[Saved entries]
•••••

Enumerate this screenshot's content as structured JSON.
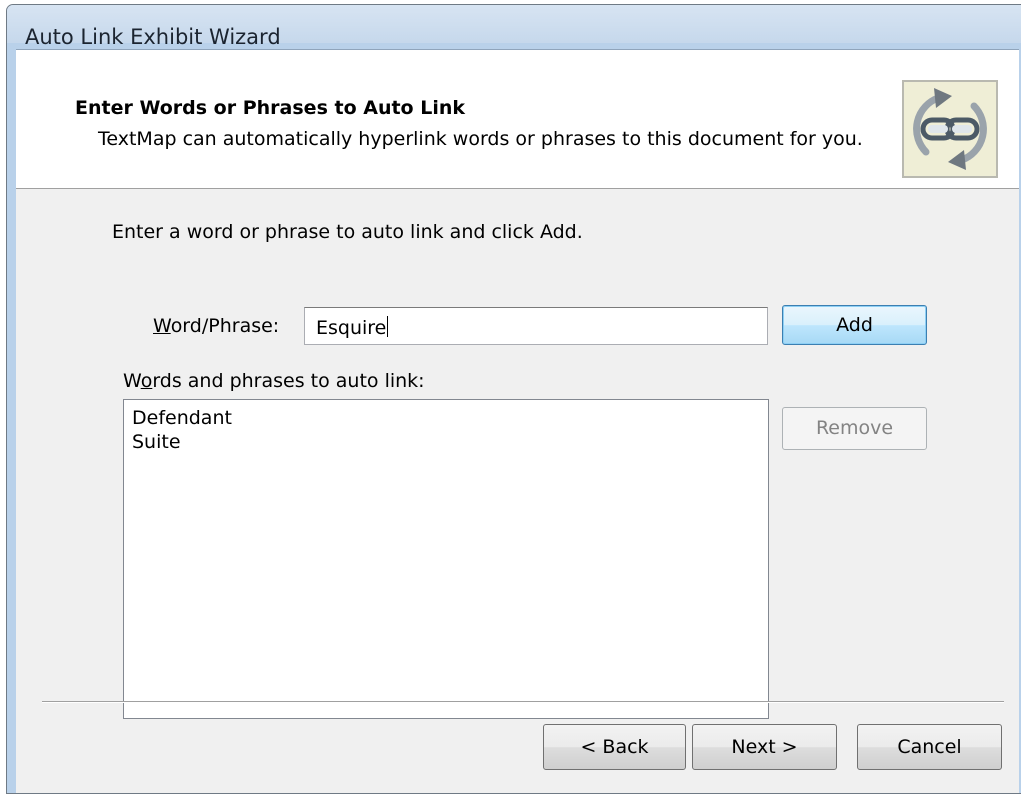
{
  "window": {
    "title": "Auto Link Exhibit Wizard"
  },
  "header": {
    "title": "Enter Words or Phrases to Auto Link",
    "description": "TextMap can automatically hyperlink words or phrases to this document for you.",
    "logo_icon": "chain-link-refresh-icon"
  },
  "instructions": "Enter a word or phrase to auto link and click Add.",
  "word_field": {
    "label_mnemonic": "W",
    "label_rest": "ord/Phrase:",
    "value": "Esquire"
  },
  "add_button": {
    "label": "Add"
  },
  "list": {
    "label_pre": "W",
    "label_mnemonic": "o",
    "label_rest": "rds and phrases to auto link:",
    "items": [
      "Defendant",
      "Suite"
    ]
  },
  "remove_button": {
    "label": "Remove",
    "enabled": false
  },
  "footer": {
    "back_label": "< Back",
    "next_label": "Next >",
    "cancel_label": "Cancel"
  },
  "colors": {
    "title_bar": "#c6d8ec",
    "dialog_bg": "#f0f0f0",
    "add_button_accent": "#3c7fb1",
    "logo_bg": "#efeed6"
  }
}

•••••

What needs to be done
Filter the records for lines holding the string "Enter". Copy each one.

Full answer
    "title": "Enter Words or Phrases to Auto Link",
  "instructions": "Enter a word or phrase to auto link and click Add.",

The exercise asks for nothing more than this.